_ИСХОДНОЕ ЗАДАНИЕ_. Выведите без изменений все строки записей, приведённых ниже.

===== ЗАПИСИ =====

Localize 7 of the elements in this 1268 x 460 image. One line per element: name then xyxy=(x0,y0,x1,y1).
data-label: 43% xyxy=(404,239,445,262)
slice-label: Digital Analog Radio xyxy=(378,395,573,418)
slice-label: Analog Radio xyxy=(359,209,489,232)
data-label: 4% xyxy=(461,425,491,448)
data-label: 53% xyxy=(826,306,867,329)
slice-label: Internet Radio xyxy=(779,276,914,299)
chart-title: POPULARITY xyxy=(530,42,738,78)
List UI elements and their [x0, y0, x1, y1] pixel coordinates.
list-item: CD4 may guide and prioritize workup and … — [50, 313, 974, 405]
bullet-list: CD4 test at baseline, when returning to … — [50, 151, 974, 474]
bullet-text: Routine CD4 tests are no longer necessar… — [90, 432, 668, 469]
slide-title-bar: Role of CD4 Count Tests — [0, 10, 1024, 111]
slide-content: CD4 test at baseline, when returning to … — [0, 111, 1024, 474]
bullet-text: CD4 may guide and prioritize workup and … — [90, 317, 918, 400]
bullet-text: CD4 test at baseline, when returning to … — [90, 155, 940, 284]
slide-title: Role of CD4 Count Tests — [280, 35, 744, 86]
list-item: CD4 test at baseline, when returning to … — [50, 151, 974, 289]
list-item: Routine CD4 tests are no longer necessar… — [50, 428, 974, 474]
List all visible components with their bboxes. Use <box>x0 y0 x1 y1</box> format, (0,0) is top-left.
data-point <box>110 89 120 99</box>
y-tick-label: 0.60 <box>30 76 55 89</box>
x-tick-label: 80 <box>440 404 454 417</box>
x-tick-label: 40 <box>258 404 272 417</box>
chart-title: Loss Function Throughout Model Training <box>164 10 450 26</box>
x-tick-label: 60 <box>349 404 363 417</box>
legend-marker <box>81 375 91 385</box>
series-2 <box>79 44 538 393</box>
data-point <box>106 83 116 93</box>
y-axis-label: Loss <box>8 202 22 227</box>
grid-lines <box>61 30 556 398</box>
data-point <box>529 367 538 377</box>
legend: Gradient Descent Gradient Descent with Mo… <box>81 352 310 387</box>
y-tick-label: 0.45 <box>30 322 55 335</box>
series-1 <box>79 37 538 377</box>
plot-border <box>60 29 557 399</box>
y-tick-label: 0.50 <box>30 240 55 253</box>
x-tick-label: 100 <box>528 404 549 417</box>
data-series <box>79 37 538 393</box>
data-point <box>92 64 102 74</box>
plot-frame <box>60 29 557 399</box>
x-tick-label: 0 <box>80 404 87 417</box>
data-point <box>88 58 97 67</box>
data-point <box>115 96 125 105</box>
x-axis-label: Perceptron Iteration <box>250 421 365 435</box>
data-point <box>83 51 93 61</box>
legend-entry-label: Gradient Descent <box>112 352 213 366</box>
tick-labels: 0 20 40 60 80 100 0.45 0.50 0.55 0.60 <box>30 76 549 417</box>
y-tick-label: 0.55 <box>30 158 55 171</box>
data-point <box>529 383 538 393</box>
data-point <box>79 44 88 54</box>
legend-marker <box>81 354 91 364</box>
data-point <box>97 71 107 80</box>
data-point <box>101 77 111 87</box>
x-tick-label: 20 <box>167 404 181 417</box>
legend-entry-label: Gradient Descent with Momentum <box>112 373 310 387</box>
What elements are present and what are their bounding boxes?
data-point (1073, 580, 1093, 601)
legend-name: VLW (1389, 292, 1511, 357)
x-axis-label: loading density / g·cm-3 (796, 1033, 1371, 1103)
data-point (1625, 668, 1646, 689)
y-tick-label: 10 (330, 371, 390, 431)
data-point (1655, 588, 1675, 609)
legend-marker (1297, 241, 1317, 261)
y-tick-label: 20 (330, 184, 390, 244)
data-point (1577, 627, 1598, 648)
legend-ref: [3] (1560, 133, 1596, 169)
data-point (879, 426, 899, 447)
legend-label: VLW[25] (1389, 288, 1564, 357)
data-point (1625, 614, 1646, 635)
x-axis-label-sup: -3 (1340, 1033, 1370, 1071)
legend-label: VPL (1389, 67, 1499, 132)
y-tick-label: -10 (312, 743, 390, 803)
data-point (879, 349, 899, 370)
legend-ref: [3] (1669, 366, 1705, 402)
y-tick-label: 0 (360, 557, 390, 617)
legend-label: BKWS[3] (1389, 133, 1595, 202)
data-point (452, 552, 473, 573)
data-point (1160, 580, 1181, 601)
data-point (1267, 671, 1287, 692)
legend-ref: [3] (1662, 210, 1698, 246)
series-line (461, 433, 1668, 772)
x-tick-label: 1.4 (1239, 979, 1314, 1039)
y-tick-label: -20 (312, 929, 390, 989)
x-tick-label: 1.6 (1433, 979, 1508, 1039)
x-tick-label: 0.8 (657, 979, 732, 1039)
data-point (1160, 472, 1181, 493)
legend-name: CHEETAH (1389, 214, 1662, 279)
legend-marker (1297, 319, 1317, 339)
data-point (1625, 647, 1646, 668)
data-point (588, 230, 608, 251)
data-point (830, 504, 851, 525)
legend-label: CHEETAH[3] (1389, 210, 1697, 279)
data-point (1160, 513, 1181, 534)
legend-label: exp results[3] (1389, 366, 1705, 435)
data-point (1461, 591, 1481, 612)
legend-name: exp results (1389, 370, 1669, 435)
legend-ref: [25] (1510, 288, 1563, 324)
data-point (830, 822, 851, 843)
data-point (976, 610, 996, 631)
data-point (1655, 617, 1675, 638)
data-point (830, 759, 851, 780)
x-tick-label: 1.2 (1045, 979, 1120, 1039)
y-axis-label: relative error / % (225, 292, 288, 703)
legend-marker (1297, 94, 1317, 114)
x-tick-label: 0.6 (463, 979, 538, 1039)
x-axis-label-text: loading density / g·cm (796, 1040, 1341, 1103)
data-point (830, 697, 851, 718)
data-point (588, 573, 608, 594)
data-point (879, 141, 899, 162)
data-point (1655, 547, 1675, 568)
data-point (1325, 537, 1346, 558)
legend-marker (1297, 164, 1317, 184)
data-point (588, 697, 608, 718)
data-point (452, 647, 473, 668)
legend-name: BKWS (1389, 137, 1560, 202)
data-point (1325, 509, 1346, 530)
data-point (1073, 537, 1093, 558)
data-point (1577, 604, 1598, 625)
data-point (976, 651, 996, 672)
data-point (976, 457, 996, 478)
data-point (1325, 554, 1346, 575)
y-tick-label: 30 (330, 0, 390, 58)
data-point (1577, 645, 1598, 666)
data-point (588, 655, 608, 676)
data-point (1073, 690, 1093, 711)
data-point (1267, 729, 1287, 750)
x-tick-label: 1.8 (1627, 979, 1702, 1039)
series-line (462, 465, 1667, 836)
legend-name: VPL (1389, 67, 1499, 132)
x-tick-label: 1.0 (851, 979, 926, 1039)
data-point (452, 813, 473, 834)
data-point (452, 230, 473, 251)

=====

_РЕЗУЛЬТАТ ВЫПОЛНЕНИЯ_.
Localize 7 of the elements in this 1268 x 460 image. One line per element: name then xyxy=(x0,y0,x1,y1).
data-label: 43% xyxy=(404,239,445,262)
slice-label: Digital Analog Radio xyxy=(378,395,573,418)
slice-label: Analog Radio xyxy=(359,209,489,232)
data-label: 4% xyxy=(461,425,491,448)
data-label: 53% xyxy=(826,306,867,329)
slice-label: Internet Radio xyxy=(779,276,914,299)
chart-title: POPULARITY xyxy=(530,42,738,78)
List UI elements and their [x0, y0, x1, y1] pixel coordinates.
list-item: CD4 may guide and prioritize workup and … — [50, 313, 974, 405]
bullet-list: CD4 test at baseline, when returning to … — [50, 151, 974, 474]
bullet-text: Routine CD4 tests are no longer necessar… — [90, 432, 668, 469]
slide-title-bar: Role of CD4 Count Tests — [0, 10, 1024, 111]
slide-content: CD4 test at baseline, when returning to … — [0, 111, 1024, 474]
bullet-text: CD4 may guide and prioritize workup and … — [90, 317, 918, 400]
bullet-text: CD4 test at baseline, when returning to … — [90, 155, 940, 284]
slide-title: Role of CD4 Count Tests — [280, 35, 744, 86]
list-item: CD4 test at baseline, when returning to … — [50, 151, 974, 289]
list-item: Routine CD4 tests are no longer necessar… — [50, 428, 974, 474]
List all visible components with their bboxes. Use <box>x0 y0 x1 y1</box> format, (0,0) is top-left.
data-point <box>110 89 120 99</box>
y-tick-label: 0.60 <box>30 76 55 89</box>
x-tick-label: 80 <box>440 404 454 417</box>
x-tick-label: 40 <box>258 404 272 417</box>
chart-title: Loss Function Throughout Model Training <box>164 10 450 26</box>
x-tick-label: 60 <box>349 404 363 417</box>
legend-marker <box>81 375 91 385</box>
series-2 <box>79 44 538 393</box>
data-point <box>106 83 116 93</box>
y-axis-label: Loss <box>8 202 22 227</box>
grid-lines <box>61 30 556 398</box>
data-point <box>529 367 538 377</box>
legend: Gradient Descent Gradient Descent with Mo… <box>81 352 310 387</box>
y-tick-label: 0.45 <box>30 322 55 335</box>
series-1 <box>79 37 538 377</box>
plot-border <box>60 29 557 399</box>
y-tick-label: 0.50 <box>30 240 55 253</box>
x-tick-label: 100 <box>528 404 549 417</box>
data-series <box>79 37 538 393</box>
data-point <box>92 64 102 74</box>
plot-frame <box>60 29 557 399</box>
x-tick-label: 0 <box>80 404 87 417</box>
data-point <box>88 58 97 67</box>
data-point <box>115 96 125 105</box>
x-axis-label: Perceptron Iteration <box>250 421 365 435</box>
data-point <box>83 51 93 61</box>
legend-entry-label: Gradient Descent <box>112 352 213 366</box>
tick-labels: 0 20 40 60 80 100 0.45 0.50 0.55 0.60 <box>30 76 549 417</box>
y-tick-label: 0.55 <box>30 158 55 171</box>
data-point <box>529 383 538 393</box>
data-point <box>79 44 88 54</box>
legend-marker <box>81 354 91 364</box>
data-point <box>97 71 107 80</box>
data-point <box>101 77 111 87</box>
x-tick-label: 20 <box>167 404 181 417</box>
legend-entry-label: Gradient Descent with Momentum <box>112 373 310 387</box>
What elements are present and what are their bounding boxes?
data-point (1073, 580, 1093, 601)
legend-name: VLW (1389, 292, 1511, 357)
x-axis-label: loading density / g·cm-3 (796, 1033, 1371, 1103)
data-point (1625, 668, 1646, 689)
y-tick-label: 10 (330, 371, 390, 431)
data-point (1655, 588, 1675, 609)
legend-marker (1297, 241, 1317, 261)
y-tick-label: 20 (330, 184, 390, 244)
data-point (1577, 627, 1598, 648)
legend-ref: [3] (1560, 133, 1596, 169)
data-point (879, 426, 899, 447)
legend-label: VLW[25] (1389, 288, 1564, 357)
data-point (1625, 614, 1646, 635)
x-axis-label-sup: -3 (1340, 1033, 1370, 1071)
legend-label: VPL (1389, 67, 1499, 132)
y-tick-label: -10 (312, 743, 390, 803)
data-point (879, 349, 899, 370)
legend-ref: [3] (1669, 366, 1705, 402)
y-tick-label: 0 (360, 557, 390, 617)
legend-label: BKWS[3] (1389, 133, 1595, 202)
data-point (452, 552, 473, 573)
data-point (1160, 580, 1181, 601)
data-point (1267, 671, 1287, 692)
legend-ref: [3] (1662, 210, 1698, 246)
series-line (461, 433, 1668, 772)
x-tick-label: 1.4 (1239, 979, 1314, 1039)
y-tick-label: -20 (312, 929, 390, 989)
x-tick-label: 1.6 (1433, 979, 1508, 1039)
x-tick-label: 0.8 (657, 979, 732, 1039)
data-point (1160, 472, 1181, 493)
legend-name: CHEETAH (1389, 214, 1662, 279)
legend-marker (1297, 319, 1317, 339)
data-point (1625, 647, 1646, 668)
data-point (588, 230, 608, 251)
data-point (830, 504, 851, 525)
legend-label: CHEETAH[3] (1389, 210, 1697, 279)
data-point (1160, 513, 1181, 534)
legend-label: exp results[3] (1389, 366, 1705, 435)
data-point (1461, 591, 1481, 612)
legend-name: exp results (1389, 370, 1669, 435)
legend-ref: [25] (1510, 288, 1563, 324)
data-point (830, 822, 851, 843)
data-point (976, 610, 996, 631)
data-point (1655, 617, 1675, 638)
data-point (830, 759, 851, 780)
x-tick-label: 1.2 (1045, 979, 1120, 1039)
y-axis-label: relative error / % (225, 292, 288, 703)
legend-marker (1297, 94, 1317, 114)
x-tick-label: 0.6 (463, 979, 538, 1039)
x-axis-label-text: loading density / g·cm (796, 1040, 1341, 1103)
data-point (830, 697, 851, 718)
data-point (588, 573, 608, 594)
data-point (879, 141, 899, 162)
data-point (1655, 547, 1675, 568)
data-point (1325, 537, 1346, 558)
legend-marker (1297, 164, 1317, 184)
data-point (588, 697, 608, 718)
data-point (452, 647, 473, 668)
legend-name: BKWS (1389, 137, 1560, 202)
data-point (1325, 509, 1346, 530)
data-point (1073, 537, 1093, 558)
data-point (1577, 604, 1598, 625)
data-point (976, 651, 996, 672)
data-point (976, 457, 996, 478)
data-point (1325, 554, 1346, 575)
y-tick-label: 30 (330, 0, 390, 58)
data-point (1577, 645, 1598, 666)
data-point (588, 655, 608, 676)
data-point (1073, 690, 1093, 711)
data-point (1267, 729, 1287, 750)
x-tick-label: 1.8 (1627, 979, 1702, 1039)
series-line (462, 465, 1667, 836)
legend-name: VPL (1389, 67, 1499, 132)
x-tick-label: 1.0 (851, 979, 926, 1039)
data-point (452, 813, 473, 834)
data-point (452, 230, 473, 251)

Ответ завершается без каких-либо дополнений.